# TASK REQUIREMENTS
Extract all lines that hold the string "legend".

# TASK MATERIAL

+ + + +

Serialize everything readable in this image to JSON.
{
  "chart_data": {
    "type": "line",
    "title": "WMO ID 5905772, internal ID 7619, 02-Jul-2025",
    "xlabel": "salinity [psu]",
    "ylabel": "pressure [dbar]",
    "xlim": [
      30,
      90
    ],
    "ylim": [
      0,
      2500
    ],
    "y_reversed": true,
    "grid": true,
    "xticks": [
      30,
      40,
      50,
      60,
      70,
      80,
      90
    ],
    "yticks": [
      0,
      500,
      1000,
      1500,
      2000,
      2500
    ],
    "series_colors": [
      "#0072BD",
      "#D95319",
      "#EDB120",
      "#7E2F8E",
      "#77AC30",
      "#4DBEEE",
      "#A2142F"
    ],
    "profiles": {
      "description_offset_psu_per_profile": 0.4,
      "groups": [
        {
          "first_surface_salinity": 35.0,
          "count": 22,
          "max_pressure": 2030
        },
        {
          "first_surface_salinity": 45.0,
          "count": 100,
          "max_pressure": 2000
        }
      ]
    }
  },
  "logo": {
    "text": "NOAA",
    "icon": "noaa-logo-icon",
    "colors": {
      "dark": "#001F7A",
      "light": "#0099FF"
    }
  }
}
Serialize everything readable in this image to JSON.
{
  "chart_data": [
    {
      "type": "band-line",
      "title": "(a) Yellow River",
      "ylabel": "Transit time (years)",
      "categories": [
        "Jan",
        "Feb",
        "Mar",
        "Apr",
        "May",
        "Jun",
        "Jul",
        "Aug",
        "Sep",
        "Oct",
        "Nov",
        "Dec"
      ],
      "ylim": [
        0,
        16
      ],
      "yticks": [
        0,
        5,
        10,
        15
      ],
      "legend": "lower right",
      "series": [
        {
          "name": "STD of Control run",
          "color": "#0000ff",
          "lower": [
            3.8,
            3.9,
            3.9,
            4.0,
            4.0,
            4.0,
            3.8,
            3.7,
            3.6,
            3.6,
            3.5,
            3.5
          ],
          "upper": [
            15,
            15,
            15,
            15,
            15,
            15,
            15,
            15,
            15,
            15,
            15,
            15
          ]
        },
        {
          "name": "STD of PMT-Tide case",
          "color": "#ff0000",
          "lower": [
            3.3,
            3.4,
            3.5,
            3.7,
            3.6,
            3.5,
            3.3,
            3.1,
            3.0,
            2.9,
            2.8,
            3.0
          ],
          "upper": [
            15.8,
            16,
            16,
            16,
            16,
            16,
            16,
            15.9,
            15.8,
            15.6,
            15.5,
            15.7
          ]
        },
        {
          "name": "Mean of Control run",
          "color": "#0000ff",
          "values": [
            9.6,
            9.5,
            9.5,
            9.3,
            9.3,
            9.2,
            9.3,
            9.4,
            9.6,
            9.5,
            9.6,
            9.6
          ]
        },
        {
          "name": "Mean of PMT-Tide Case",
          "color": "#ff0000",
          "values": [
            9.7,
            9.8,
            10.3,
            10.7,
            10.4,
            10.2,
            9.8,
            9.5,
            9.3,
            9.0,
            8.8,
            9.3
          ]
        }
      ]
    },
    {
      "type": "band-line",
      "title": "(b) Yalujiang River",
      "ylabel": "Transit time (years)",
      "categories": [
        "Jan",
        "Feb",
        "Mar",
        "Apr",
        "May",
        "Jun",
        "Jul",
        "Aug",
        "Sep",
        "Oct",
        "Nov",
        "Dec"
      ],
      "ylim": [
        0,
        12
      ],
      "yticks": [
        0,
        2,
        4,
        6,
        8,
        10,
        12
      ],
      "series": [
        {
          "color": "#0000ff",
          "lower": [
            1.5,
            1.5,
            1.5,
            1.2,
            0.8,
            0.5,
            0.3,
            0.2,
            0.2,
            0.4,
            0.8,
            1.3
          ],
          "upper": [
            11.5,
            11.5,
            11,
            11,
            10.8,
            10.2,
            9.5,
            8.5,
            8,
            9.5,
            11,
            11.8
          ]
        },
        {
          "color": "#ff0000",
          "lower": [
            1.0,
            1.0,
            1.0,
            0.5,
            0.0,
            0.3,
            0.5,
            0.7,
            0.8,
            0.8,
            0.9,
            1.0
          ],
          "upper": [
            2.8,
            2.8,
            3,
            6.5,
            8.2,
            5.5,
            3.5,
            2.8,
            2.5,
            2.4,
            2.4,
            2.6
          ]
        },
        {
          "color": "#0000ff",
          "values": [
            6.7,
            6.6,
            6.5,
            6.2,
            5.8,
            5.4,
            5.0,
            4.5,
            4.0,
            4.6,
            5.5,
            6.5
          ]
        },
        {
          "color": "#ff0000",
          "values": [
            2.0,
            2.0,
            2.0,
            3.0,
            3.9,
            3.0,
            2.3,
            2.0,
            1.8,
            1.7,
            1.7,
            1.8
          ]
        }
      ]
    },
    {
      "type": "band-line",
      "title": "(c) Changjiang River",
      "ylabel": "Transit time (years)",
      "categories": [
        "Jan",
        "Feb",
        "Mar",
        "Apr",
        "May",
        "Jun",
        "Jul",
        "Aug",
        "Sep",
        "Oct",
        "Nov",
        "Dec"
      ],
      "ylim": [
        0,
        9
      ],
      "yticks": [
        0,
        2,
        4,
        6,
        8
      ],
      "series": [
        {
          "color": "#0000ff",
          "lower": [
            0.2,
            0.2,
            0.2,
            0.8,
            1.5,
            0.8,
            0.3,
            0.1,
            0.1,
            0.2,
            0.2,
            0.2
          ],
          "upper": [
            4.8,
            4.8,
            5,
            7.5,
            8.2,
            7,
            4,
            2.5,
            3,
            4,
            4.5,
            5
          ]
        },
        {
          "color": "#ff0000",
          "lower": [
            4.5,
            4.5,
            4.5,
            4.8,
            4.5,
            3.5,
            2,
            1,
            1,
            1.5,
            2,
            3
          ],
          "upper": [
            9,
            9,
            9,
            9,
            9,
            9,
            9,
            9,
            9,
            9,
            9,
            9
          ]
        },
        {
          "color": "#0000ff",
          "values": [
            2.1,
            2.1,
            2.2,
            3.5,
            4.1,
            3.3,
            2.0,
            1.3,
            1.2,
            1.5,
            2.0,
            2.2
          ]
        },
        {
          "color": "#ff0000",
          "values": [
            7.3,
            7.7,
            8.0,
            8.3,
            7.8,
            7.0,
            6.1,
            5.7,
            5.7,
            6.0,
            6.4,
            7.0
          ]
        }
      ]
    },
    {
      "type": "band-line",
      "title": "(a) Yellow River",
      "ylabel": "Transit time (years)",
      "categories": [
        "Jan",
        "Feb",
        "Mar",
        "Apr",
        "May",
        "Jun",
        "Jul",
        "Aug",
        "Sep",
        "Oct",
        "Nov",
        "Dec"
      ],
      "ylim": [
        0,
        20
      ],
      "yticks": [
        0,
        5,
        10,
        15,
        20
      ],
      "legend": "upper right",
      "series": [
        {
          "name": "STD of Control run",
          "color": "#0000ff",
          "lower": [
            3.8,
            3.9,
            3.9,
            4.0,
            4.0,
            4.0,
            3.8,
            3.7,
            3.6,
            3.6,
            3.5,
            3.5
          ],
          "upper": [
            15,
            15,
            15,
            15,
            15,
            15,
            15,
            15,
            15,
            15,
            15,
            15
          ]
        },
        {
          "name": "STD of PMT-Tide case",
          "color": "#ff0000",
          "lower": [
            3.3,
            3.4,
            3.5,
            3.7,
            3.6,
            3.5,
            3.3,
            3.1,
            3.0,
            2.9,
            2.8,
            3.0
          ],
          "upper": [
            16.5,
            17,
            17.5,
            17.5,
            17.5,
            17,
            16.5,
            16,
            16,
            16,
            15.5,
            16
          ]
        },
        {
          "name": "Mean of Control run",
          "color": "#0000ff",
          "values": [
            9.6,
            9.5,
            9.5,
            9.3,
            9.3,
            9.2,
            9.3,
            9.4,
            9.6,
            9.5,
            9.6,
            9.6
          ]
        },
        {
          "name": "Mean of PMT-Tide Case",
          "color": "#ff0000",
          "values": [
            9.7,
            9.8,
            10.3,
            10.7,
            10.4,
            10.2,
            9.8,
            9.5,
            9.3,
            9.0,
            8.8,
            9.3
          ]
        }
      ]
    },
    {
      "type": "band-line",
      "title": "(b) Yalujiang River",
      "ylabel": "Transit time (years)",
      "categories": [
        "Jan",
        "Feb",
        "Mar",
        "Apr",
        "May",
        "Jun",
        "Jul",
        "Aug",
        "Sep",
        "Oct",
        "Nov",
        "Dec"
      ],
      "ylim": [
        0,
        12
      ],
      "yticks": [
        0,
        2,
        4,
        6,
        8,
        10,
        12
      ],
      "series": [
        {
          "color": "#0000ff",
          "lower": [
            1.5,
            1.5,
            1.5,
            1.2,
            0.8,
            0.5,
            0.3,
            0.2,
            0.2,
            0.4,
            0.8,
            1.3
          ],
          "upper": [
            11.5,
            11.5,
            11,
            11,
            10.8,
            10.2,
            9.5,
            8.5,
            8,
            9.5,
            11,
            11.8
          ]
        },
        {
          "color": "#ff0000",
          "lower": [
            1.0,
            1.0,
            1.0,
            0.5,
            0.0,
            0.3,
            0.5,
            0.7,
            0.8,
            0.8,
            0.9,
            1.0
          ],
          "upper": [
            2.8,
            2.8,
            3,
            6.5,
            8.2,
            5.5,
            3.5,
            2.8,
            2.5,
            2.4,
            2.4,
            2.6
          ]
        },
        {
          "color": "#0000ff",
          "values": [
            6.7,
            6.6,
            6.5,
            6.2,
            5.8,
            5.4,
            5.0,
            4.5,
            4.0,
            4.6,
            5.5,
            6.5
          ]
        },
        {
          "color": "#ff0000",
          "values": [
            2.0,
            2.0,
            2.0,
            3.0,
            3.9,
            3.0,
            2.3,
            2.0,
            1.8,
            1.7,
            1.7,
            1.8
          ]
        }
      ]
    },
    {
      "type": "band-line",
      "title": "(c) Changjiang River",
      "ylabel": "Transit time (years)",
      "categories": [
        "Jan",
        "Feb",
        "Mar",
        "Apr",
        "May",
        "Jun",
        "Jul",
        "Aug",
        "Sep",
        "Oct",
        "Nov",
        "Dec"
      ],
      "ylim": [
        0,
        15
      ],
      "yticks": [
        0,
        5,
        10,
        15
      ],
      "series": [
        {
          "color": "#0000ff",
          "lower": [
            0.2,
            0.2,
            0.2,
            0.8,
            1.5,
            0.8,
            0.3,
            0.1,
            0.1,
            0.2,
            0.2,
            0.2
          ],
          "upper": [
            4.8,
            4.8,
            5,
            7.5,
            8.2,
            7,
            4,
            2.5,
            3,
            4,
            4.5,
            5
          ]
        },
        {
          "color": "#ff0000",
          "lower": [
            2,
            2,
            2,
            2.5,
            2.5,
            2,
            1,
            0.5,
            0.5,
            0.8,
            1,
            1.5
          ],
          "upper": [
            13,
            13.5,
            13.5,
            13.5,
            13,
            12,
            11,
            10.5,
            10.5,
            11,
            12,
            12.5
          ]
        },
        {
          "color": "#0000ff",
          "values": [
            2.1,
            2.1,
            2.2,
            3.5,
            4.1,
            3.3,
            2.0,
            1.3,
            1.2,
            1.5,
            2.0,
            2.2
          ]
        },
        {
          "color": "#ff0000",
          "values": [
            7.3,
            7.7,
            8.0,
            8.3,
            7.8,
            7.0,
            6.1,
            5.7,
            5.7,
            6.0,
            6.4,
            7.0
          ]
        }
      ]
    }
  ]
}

+ + + +

# FULL RESPONSE
      "legend": "lower right",
      "legend": "upper right",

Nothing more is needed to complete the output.